Figure dataset records
# # # # # # #

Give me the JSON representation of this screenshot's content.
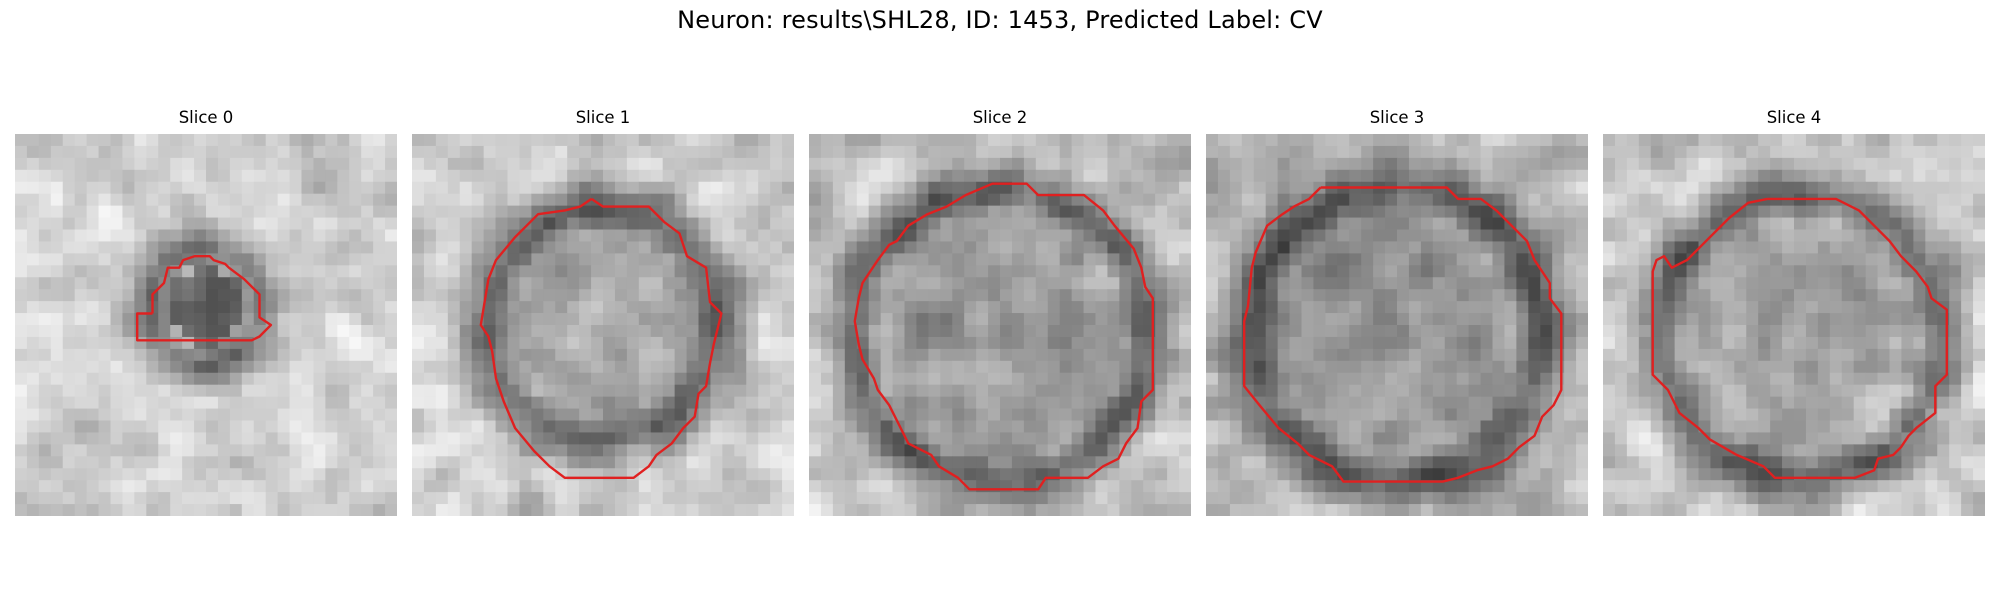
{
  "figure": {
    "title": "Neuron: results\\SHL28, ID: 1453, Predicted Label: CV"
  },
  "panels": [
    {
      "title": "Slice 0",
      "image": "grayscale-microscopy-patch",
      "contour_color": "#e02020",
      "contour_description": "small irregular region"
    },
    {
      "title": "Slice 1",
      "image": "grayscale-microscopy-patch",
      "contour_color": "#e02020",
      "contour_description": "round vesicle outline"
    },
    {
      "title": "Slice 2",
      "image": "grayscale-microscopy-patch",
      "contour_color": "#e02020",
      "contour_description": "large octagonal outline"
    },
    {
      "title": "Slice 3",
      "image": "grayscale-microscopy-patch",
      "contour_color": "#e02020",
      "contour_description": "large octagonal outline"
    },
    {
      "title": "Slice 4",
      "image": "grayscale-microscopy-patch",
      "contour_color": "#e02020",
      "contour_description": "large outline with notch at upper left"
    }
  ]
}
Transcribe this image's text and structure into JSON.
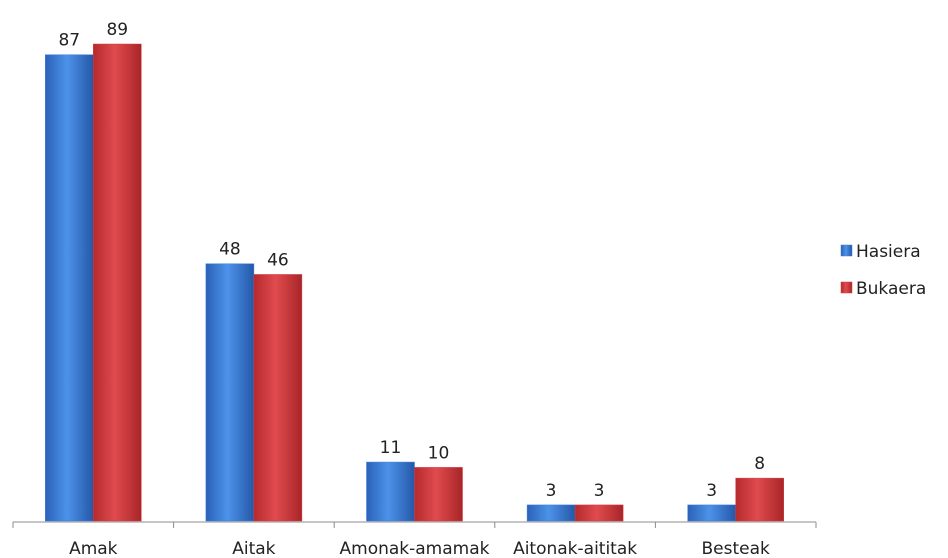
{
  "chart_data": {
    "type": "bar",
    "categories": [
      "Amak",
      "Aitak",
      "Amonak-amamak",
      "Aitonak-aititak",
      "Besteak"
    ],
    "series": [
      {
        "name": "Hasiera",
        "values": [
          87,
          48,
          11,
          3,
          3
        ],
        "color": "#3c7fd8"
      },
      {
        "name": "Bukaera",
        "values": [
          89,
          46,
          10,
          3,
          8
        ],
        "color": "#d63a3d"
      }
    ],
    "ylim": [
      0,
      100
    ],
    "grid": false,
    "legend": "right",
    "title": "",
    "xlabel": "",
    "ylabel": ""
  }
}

# # # # # # #

STATED TASK: From the records above, pull out every line containing the word "this".

RESULT:
Give me the JSON representation of this screenshot's content.
Transcribe this image's text and structure into JSON.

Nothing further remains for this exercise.